What is needed>
Write out the data below in full. Keep it exact.

━━━━━━━━━━━━━━━━

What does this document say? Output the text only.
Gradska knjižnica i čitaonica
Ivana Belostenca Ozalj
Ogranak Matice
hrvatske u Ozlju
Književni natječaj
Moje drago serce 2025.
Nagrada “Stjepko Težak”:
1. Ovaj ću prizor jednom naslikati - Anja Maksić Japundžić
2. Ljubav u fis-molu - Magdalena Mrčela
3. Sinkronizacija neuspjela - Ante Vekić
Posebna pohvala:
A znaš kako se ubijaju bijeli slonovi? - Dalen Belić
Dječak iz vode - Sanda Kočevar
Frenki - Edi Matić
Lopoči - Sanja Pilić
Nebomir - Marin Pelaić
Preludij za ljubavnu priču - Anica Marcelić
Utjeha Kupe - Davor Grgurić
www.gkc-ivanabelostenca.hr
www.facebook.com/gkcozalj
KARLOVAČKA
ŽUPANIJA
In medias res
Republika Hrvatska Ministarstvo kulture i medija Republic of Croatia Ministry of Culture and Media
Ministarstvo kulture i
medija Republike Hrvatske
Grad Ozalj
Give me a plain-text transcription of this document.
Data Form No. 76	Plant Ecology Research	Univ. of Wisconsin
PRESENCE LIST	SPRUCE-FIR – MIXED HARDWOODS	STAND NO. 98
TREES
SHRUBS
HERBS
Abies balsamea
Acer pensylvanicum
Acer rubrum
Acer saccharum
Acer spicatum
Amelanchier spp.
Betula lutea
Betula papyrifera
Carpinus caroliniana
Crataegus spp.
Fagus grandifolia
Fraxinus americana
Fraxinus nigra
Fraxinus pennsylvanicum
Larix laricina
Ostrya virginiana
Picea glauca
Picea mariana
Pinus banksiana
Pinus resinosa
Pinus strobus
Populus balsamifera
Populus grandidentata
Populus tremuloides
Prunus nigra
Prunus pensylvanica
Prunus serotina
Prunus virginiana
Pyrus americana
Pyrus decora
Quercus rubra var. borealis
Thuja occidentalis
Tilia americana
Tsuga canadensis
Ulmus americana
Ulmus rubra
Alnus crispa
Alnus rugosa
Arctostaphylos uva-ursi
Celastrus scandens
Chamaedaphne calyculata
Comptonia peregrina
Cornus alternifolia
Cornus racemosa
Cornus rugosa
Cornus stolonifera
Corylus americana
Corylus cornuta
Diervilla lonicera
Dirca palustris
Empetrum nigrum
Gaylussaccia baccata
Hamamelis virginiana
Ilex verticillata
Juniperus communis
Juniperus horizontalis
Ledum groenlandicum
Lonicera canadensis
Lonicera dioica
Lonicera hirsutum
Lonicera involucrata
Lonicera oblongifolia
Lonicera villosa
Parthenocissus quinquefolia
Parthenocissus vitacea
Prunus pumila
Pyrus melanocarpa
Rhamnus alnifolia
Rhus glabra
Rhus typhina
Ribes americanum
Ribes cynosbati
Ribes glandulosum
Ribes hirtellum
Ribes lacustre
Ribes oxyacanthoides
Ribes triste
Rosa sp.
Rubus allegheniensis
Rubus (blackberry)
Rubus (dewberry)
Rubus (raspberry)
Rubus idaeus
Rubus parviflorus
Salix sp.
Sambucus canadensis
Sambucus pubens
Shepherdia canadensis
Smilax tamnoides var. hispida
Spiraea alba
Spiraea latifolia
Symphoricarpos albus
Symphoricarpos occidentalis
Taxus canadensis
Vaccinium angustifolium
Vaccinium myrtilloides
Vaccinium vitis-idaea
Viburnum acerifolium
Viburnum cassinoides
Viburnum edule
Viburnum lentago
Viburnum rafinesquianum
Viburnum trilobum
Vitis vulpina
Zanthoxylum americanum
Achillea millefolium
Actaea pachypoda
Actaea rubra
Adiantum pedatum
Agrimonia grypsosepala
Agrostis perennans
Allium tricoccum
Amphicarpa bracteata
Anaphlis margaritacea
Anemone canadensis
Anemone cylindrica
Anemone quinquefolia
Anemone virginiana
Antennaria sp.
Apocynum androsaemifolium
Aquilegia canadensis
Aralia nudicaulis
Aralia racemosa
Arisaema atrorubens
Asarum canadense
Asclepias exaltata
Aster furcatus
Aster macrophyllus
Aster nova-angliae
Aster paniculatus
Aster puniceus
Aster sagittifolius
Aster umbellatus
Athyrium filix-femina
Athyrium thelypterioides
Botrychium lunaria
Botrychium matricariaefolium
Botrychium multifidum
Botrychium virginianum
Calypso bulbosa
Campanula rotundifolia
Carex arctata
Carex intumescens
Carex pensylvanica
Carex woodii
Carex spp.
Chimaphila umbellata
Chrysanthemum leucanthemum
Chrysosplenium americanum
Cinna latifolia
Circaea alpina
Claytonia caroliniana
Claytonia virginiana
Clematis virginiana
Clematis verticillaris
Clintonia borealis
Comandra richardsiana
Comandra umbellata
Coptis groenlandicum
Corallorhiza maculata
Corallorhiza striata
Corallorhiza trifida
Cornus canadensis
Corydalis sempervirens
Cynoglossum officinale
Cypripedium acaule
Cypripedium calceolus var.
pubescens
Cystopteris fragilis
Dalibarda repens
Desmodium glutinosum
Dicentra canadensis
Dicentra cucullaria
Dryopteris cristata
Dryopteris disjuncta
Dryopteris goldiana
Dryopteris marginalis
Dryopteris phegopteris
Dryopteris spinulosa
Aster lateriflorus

━━━━━━━━━━━━━━━━

Solution>
What does this document say? Output the text only.
Gradska knjižnica i čitaonica
Ivana Belostenca Ozalj
Ogranak Matice
hrvatske u Ozlju
Književni natječaj
Moje drago serce 2025.
Nagrada “Stjepko Težak”:
1. Ovaj ću prizor jednom naslikati - Anja Maksić Japundžić
2. Ljubav u fis-molu - Magdalena Mrčela
3. Sinkronizacija neuspjela - Ante Vekić
Posebna pohvala:
A znaš kako se ubijaju bijeli slonovi? - Dalen Belić
Dječak iz vode - Sanda Kočevar
Frenki - Edi Matić
Lopoči - Sanja Pilić
Nebomir - Marin Pelaić
Preludij za ljubavnu priču - Anica Marcelić
Utjeha Kupe - Davor Grgurić
www.gkc-ivanabelostenca.hr
www.facebook.com/gkcozalj
KARLOVAČKA
ŽUPANIJA
In medias res
Republika Hrvatska Ministarstvo kulture i medija Republic of Croatia Ministry of Culture and Media
Ministarstvo kulture i
medija Republike Hrvatske
Grad Ozalj
Give me a plain-text transcription of this document.
Data Form No. 76	Plant Ecology Research	Univ. of Wisconsin
PRESENCE LIST	SPRUCE-FIR – MIXED HARDWOODS	STAND NO. 98
TREES
SHRUBS
HERBS
Abies balsamea
Acer pensylvanicum
Acer rubrum
Acer saccharum
Acer spicatum
Amelanchier spp.
Betula lutea
Betula papyrifera
Carpinus caroliniana
Crataegus spp.
Fagus grandifolia
Fraxinus americana
Fraxinus nigra
Fraxinus pennsylvanicum
Larix laricina
Ostrya virginiana
Picea glauca
Picea mariana
Pinus banksiana
Pinus resinosa
Pinus strobus
Populus balsamifera
Populus grandidentata
Populus tremuloides
Prunus nigra
Prunus pensylvanica
Prunus serotina
Prunus virginiana
Pyrus americana
Pyrus decora
Quercus rubra var. borealis
Thuja occidentalis
Tilia americana
Tsuga canadensis
Ulmus americana
Ulmus rubra
Alnus crispa
Alnus rugosa
Arctostaphylos uva-ursi
Celastrus scandens
Chamaedaphne calyculata
Comptonia peregrina
Cornus alternifolia
Cornus racemosa
Cornus rugosa
Cornus stolonifera
Corylus americana
Corylus cornuta
Diervilla lonicera
Dirca palustris
Empetrum nigrum
Gaylussaccia baccata
Hamamelis virginiana
Ilex verticillata
Juniperus communis
Juniperus horizontalis
Ledum groenlandicum
Lonicera canadensis
Lonicera dioica
Lonicera hirsutum
Lonicera involucrata
Lonicera oblongifolia
Lonicera villosa
Parthenocissus quinquefolia
Parthenocissus vitacea
Prunus pumila
Pyrus melanocarpa
Rhamnus alnifolia
Rhus glabra
Rhus typhina
Ribes americanum
Ribes cynosbati
Ribes glandulosum
Ribes hirtellum
Ribes lacustre
Ribes oxyacanthoides
Ribes triste
Rosa sp.
Rubus allegheniensis
Rubus (blackberry)
Rubus (dewberry)
Rubus (raspberry)
Rubus idaeus
Rubus parviflorus
Salix sp.
Sambucus canadensis
Sambucus pubens
Shepherdia canadensis
Smilax tamnoides var. hispida
Spiraea alba
Spiraea latifolia
Symphoricarpos albus
Symphoricarpos occidentalis
Taxus canadensis
Vaccinium angustifolium
Vaccinium myrtilloides
Vaccinium vitis-idaea
Viburnum acerifolium
Viburnum cassinoides
Viburnum edule
Viburnum lentago
Viburnum rafinesquianum
Viburnum trilobum
Vitis vulpina
Zanthoxylum americanum
Achillea millefolium
Actaea pachypoda
Actaea rubra
Adiantum pedatum
Agrimonia grypsosepala
Agrostis perennans
Allium tricoccum
Amphicarpa bracteata
Anaphlis margaritacea
Anemone canadensis
Anemone cylindrica
Anemone quinquefolia
Anemone virginiana
Antennaria sp.
Apocynum androsaemifolium
Aquilegia canadensis
Aralia nudicaulis
Aralia racemosa
Arisaema atrorubens
Asarum canadense
Asclepias exaltata
Aster furcatus
Aster macrophyllus
Aster nova-angliae
Aster paniculatus
Aster puniceus
Aster sagittifolius
Aster umbellatus
Athyrium filix-femina
Athyrium thelypterioides
Botrychium lunaria
Botrychium matricariaefolium
Botrychium multifidum
Botrychium virginianum
Calypso bulbosa
Campanula rotundifolia
Carex arctata
Carex intumescens
Carex pensylvanica
Carex woodii
Carex spp.
Chimaphila umbellata
Chrysanthemum leucanthemum
Chrysosplenium americanum
Cinna latifolia
Circaea alpina
Claytonia caroliniana
Claytonia virginiana
Clematis virginiana
Clematis verticillaris
Clintonia borealis
Comandra richardsiana
Comandra umbellata
Coptis groenlandicum
Corallorhiza maculata
Corallorhiza striata
Corallorhiza trifida
Cornus canadensis
Corydalis sempervirens
Cynoglossum officinale
Cypripedium acaule
Cypripedium calceolus var.
pubescens
Cystopteris fragilis
Dalibarda repens
Desmodium glutinosum
Dicentra canadensis
Dicentra cucullaria
Dryopteris cristata
Dryopteris disjuncta
Dryopteris goldiana
Dryopteris marginalis
Dryopteris phegopteris
Dryopteris spinulosa
Aster lateriflorus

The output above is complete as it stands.